## Direction
An exact copy of all the data is required, with pictures left out.

☆ ☆ ☆ ☆ ☆ ☆ ☆

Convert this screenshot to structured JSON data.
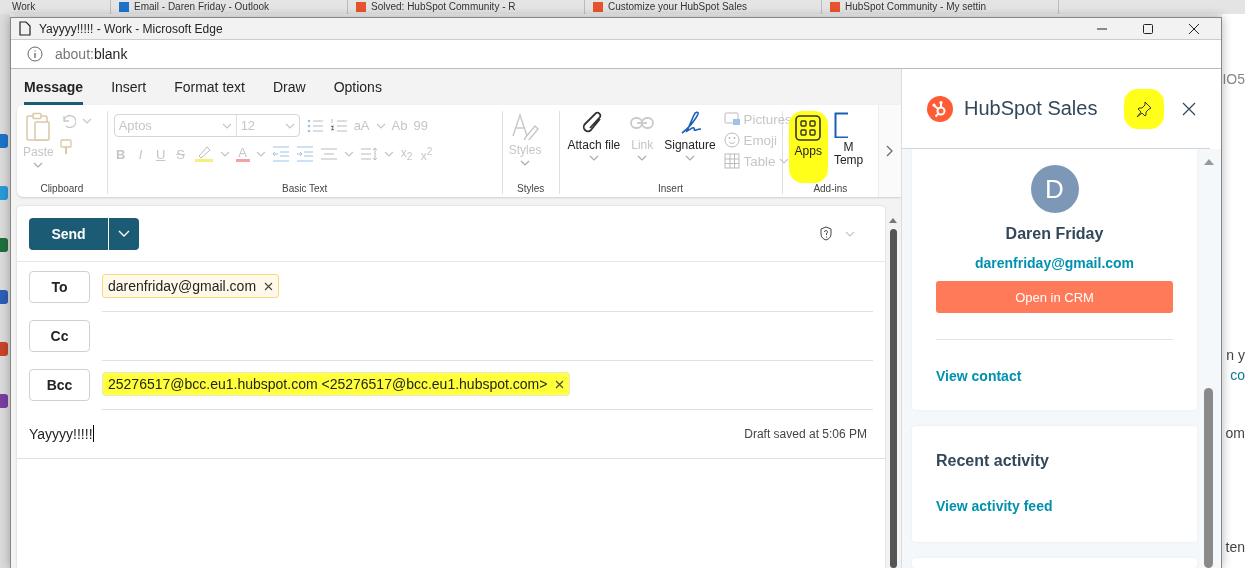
{
  "background": {
    "tabs": [
      {
        "title": "Work"
      },
      {
        "title": "Email - Daren Friday - Outlook"
      },
      {
        "title": "Solved: HubSpot Community - R"
      },
      {
        "title": "Customize your HubSpot Sales"
      },
      {
        "title": "HubSpot Community - My settin"
      }
    ],
    "fragments": [
      "IO5",
      "n y",
      "co",
      "om",
      "ten"
    ]
  },
  "window": {
    "title": "Yayyyy!!!!! - Work - Microsoft Edge",
    "address_scheme": "about:",
    "address_rest": "blank"
  },
  "ribbon_tabs": [
    {
      "label": "Message",
      "selected": true
    },
    {
      "label": "Insert",
      "selected": false
    },
    {
      "label": "Format text",
      "selected": false
    },
    {
      "label": "Draw",
      "selected": false
    },
    {
      "label": "Options",
      "selected": false
    }
  ],
  "ribbon": {
    "clipboard": {
      "label": "Clipboard",
      "paste": {
        "label": "Paste",
        "disabled": true
      }
    },
    "basic_text": {
      "label": "Basic Text",
      "disabled": true,
      "font": "Aptos",
      "size": "12",
      "row1_glyphs": [
        "aA",
        "Ab",
        "99"
      ],
      "row2_glyphs": [
        "B",
        "I",
        "U",
        "S"
      ],
      "script_glyphs": [
        "x$_{2}$",
        "x$^{2}$"
      ],
      "color_glyph": "A"
    },
    "styles": {
      "label": "Styles",
      "button": {
        "label": "Styles",
        "disabled": true
      }
    },
    "insert": {
      "label": "Insert",
      "big": [
        {
          "label": "Attach file",
          "disabled": false
        },
        {
          "label": "Link",
          "disabled": true
        },
        {
          "label": "Signature",
          "disabled": false
        }
      ],
      "small": [
        {
          "label": "Pictures",
          "disabled": true
        },
        {
          "label": "Emoji",
          "disabled": true
        },
        {
          "label": "Table",
          "disabled": true
        }
      ]
    },
    "addins": {
      "label": "Add-ins",
      "apps": {
        "label": "Apps",
        "highlighted": true
      },
      "templates": {
        "lines": [
          "M",
          "Temp"
        ]
      }
    }
  },
  "compose": {
    "send": "Send",
    "recipients": [
      {
        "label": "To",
        "chips": [
          {
            "text": "darenfriday@gmail.com",
            "highlighted": false
          }
        ]
      },
      {
        "label": "Cc"
      },
      {
        "label": "Bcc",
        "chips": [
          {
            "text": "25276517@bcc.eu1.hubspot.com <25276517@bcc.eu1.hubspot.com>",
            "highlighted": true
          }
        ]
      }
    ],
    "subject": "Yayyyy!!!!!",
    "draft_status": "Draft saved at 5:06 PM"
  },
  "side_panel": {
    "title": "HubSpot Sales",
    "pin": {
      "highlighted": true
    },
    "contact": {
      "initial": "D",
      "name": "Daren Friday",
      "email": "darenfriday@gmail.com",
      "button": "Open in CRM",
      "link": "View contact"
    },
    "activity": {
      "title": "Recent activity",
      "link": "View activity feed"
    }
  }
}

☆ ☆ ☆ ☆ ☆ ☆ ☆

## Solution to this task
Convert this screenshot to structured JSON data.
{
  "background": {
    "tabs": [
      {
        "title": "Work"
      },
      {
        "title": "Email - Daren Friday - Outlook"
      },
      {
        "title": "Solved: HubSpot Community - R"
      },
      {
        "title": "Customize your HubSpot Sales"
      },
      {
        "title": "HubSpot Community - My settin"
      }
    ],
    "fragments": [
      "IO5",
      "n y",
      "co",
      "om",
      "ten"
    ]
  },
  "window": {
    "title": "Yayyyy!!!!! - Work - Microsoft Edge",
    "address_scheme": "about:",
    "address_rest": "blank"
  },
  "ribbon_tabs": [
    {
      "label": "Message",
      "selected": true
    },
    {
      "label": "Insert",
      "selected": false
    },
    {
      "label": "Format text",
      "selected": false
    },
    {
      "label": "Draw",
      "selected": false
    },
    {
      "label": "Options",
      "selected": false
    }
  ],
  "ribbon": {
    "clipboard": {
      "label": "Clipboard",
      "paste": {
        "label": "Paste",
        "disabled": true
      }
    },
    "basic_text": {
      "label": "Basic Text",
      "disabled": true,
      "font": "Aptos",
      "size": "12",
      "row1_glyphs": [
        "aA",
        "Ab",
        "99"
      ],
      "row2_glyphs": [
        "B",
        "I",
        "U",
        "S"
      ],
      "script_glyphs": [
        "x$_{2}$",
        "x$^{2}$"
      ],
      "color_glyph": "A"
    },
    "styles": {
      "label": "Styles",
      "button": {
        "label": "Styles",
        "disabled": true
      }
    },
    "insert": {
      "label": "Insert",
      "big": [
        {
          "label": "Attach file",
          "disabled": false
        },
        {
          "label": "Link",
          "disabled": true
        },
        {
          "label": "Signature",
          "disabled": false
        }
      ],
      "small": [
        {
          "label": "Pictures",
          "disabled": true
        },
        {
          "label": "Emoji",
          "disabled": true
        },
        {
          "label": "Table",
          "disabled": true
        }
      ]
    },
    "addins": {
      "label": "Add-ins",
      "apps": {
        "label": "Apps",
        "highlighted": true
      },
      "templates": {
        "lines": [
          "M",
          "Temp"
        ]
      }
    }
  },
  "compose": {
    "send": "Send",
    "recipients": [
      {
        "label": "To",
        "chips": [
          {
            "text": "darenfriday@gmail.com",
            "highlighted": false
          }
        ]
      },
      {
        "label": "Cc"
      },
      {
        "label": "Bcc",
        "chips": [
          {
            "text": "25276517@bcc.eu1.hubspot.com <25276517@bcc.eu1.hubspot.com>",
            "highlighted": true
          }
        ]
      }
    ],
    "subject": "Yayyyy!!!!!",
    "draft_status": "Draft saved at 5:06 PM"
  },
  "side_panel": {
    "title": "HubSpot Sales",
    "pin": {
      "highlighted": true
    },
    "contact": {
      "initial": "D",
      "name": "Daren Friday",
      "email": "darenfriday@gmail.com",
      "button": "Open in CRM",
      "link": "View contact"
    },
    "activity": {
      "title": "Recent activity",
      "link": "View activity feed"
    }
  }
}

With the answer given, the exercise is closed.